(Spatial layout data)
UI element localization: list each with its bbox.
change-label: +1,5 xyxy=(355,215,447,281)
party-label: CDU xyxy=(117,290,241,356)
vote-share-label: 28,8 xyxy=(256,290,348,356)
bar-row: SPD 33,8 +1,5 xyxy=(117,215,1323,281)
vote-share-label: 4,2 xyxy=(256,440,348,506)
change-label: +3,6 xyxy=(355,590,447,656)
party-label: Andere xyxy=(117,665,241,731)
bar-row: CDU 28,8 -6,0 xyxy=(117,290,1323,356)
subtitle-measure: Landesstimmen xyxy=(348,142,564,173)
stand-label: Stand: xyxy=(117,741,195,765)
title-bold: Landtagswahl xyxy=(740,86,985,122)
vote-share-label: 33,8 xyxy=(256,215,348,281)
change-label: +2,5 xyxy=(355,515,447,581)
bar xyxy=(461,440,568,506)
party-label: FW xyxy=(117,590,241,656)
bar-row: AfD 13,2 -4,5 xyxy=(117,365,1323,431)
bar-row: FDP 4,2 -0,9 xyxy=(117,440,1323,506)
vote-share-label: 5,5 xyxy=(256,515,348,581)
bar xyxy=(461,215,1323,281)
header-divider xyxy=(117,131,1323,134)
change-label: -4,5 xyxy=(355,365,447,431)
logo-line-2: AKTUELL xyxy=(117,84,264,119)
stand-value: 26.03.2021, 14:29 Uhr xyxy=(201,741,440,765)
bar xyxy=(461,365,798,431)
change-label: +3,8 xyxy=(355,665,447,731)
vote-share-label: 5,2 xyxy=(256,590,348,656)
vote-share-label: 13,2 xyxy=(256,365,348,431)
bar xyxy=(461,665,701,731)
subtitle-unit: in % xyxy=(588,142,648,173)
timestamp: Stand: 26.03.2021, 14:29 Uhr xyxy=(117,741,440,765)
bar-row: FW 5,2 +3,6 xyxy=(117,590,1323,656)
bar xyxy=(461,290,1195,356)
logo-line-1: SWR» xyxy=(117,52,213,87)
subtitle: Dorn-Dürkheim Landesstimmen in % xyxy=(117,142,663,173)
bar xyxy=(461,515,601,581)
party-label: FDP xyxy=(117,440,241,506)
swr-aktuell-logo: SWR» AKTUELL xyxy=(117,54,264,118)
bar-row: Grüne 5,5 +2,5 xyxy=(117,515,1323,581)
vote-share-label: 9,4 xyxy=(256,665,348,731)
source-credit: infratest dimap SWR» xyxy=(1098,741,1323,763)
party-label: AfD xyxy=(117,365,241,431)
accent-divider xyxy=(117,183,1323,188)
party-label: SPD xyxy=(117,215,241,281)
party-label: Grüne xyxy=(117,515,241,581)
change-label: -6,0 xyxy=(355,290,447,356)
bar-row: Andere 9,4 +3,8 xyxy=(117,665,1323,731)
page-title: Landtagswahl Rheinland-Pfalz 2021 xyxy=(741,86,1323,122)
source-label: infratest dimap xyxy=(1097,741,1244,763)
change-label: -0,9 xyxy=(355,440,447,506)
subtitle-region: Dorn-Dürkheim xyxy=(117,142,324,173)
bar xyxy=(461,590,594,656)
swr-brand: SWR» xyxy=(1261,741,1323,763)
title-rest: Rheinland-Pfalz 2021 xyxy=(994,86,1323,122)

WHAT YOU HAVE TO DO: Copy every line of the data above word for word.

CORRECT OUTPUT:
UI element localization: list each with its bbox.
change-label: +1,5 xyxy=(355,215,447,281)
party-label: CDU xyxy=(117,290,241,356)
vote-share-label: 28,8 xyxy=(256,290,348,356)
bar-row: SPD 33,8 +1,5 xyxy=(117,215,1323,281)
vote-share-label: 4,2 xyxy=(256,440,348,506)
change-label: +3,6 xyxy=(355,590,447,656)
party-label: Andere xyxy=(117,665,241,731)
bar-row: CDU 28,8 -6,0 xyxy=(117,290,1323,356)
subtitle-measure: Landesstimmen xyxy=(348,142,564,173)
stand-label: Stand: xyxy=(117,741,195,765)
title-bold: Landtagswahl xyxy=(740,86,985,122)
vote-share-label: 33,8 xyxy=(256,215,348,281)
change-label: +2,5 xyxy=(355,515,447,581)
bar xyxy=(461,440,568,506)
party-label: FW xyxy=(117,590,241,656)
bar-row: AfD 13,2 -4,5 xyxy=(117,365,1323,431)
bar-row: FDP 4,2 -0,9 xyxy=(117,440,1323,506)
vote-share-label: 5,5 xyxy=(256,515,348,581)
bar xyxy=(461,215,1323,281)
header-divider xyxy=(117,131,1323,134)
change-label: -4,5 xyxy=(355,365,447,431)
logo-line-2: AKTUELL xyxy=(117,84,264,119)
stand-value: 26.03.2021, 14:29 Uhr xyxy=(201,741,440,765)
bar xyxy=(461,365,798,431)
change-label: +3,8 xyxy=(355,665,447,731)
vote-share-label: 5,2 xyxy=(256,590,348,656)
vote-share-label: 13,2 xyxy=(256,365,348,431)
bar xyxy=(461,665,701,731)
subtitle-unit: in % xyxy=(588,142,648,173)
timestamp: Stand: 26.03.2021, 14:29 Uhr xyxy=(117,741,440,765)
bar-row: FW 5,2 +3,6 xyxy=(117,590,1323,656)
bar xyxy=(461,290,1195,356)
logo-line-1: SWR» xyxy=(117,52,213,87)
subtitle: Dorn-Dürkheim Landesstimmen in % xyxy=(117,142,663,173)
bar xyxy=(461,515,601,581)
party-label: FDP xyxy=(117,440,241,506)
swr-aktuell-logo: SWR» AKTUELL xyxy=(117,54,264,118)
bar-row: Grüne 5,5 +2,5 xyxy=(117,515,1323,581)
vote-share-label: 9,4 xyxy=(256,665,348,731)
source-credit: infratest dimap SWR» xyxy=(1098,741,1323,763)
party-label: AfD xyxy=(117,365,241,431)
accent-divider xyxy=(117,183,1323,188)
party-label: SPD xyxy=(117,215,241,281)
party-label: Grüne xyxy=(117,515,241,581)
change-label: -6,0 xyxy=(355,290,447,356)
bar-row: Andere 9,4 +3,8 xyxy=(117,665,1323,731)
page-title: Landtagswahl Rheinland-Pfalz 2021 xyxy=(741,86,1323,122)
source-label: infratest dimap xyxy=(1097,741,1244,763)
change-label: -0,9 xyxy=(355,440,447,506)
subtitle-region: Dorn-Dürkheim xyxy=(117,142,324,173)
bar xyxy=(461,590,594,656)
swr-brand: SWR» xyxy=(1261,741,1323,763)
title-rest: Rheinland-Pfalz 2021 xyxy=(994,86,1323,122)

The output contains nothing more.